* _Dataset records_:

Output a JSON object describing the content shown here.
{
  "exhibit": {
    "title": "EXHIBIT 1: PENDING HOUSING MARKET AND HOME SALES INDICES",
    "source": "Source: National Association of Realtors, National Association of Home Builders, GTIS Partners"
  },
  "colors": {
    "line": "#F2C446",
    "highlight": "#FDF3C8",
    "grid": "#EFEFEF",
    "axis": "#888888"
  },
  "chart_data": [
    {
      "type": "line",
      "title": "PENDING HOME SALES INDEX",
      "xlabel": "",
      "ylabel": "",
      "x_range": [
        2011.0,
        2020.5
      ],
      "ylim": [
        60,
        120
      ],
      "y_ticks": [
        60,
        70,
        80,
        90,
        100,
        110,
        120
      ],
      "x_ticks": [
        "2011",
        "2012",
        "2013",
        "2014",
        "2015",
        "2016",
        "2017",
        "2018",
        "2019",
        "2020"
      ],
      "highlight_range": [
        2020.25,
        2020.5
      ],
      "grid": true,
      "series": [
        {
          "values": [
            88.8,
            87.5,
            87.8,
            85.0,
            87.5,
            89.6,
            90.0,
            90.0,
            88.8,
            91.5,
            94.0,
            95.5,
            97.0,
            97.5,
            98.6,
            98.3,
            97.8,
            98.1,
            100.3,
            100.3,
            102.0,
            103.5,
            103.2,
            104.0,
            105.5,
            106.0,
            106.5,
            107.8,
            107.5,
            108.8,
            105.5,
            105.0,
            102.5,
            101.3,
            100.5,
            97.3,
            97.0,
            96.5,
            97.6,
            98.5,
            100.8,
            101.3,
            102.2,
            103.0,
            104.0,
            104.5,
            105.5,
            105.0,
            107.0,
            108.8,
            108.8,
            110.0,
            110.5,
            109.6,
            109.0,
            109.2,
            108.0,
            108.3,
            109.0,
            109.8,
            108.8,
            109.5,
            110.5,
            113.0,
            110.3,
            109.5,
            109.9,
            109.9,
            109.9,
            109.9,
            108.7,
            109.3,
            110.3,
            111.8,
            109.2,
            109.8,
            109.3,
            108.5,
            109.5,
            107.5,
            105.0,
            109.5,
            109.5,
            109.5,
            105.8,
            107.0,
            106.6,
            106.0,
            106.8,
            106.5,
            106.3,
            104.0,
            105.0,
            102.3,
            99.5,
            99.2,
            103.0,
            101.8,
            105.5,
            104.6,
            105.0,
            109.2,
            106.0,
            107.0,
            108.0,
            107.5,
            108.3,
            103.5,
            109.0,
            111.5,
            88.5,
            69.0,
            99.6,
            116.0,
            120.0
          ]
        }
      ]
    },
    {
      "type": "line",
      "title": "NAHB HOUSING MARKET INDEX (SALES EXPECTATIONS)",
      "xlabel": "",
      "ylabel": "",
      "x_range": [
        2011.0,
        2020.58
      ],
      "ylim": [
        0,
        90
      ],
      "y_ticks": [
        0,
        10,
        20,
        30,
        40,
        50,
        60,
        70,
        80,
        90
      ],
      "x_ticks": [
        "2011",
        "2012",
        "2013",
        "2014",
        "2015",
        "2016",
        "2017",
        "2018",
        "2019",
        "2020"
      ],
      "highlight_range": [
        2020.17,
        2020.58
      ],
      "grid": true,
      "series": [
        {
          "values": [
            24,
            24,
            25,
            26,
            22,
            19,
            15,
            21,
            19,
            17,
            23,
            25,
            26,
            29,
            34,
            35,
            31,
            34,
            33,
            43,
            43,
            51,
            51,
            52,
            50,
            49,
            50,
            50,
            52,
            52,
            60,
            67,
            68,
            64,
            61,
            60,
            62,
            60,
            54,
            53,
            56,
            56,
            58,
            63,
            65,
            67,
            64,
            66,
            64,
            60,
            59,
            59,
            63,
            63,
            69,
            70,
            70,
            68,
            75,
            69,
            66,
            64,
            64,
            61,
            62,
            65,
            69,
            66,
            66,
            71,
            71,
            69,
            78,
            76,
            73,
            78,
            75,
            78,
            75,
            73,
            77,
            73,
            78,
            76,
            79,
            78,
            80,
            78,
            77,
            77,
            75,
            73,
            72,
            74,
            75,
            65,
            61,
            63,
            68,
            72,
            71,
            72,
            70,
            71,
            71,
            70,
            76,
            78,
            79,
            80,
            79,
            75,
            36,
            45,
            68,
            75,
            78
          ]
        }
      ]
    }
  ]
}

* _Task brief_: Only a number is wanted: how many lines above include "title"?

* _Response to this task_: 3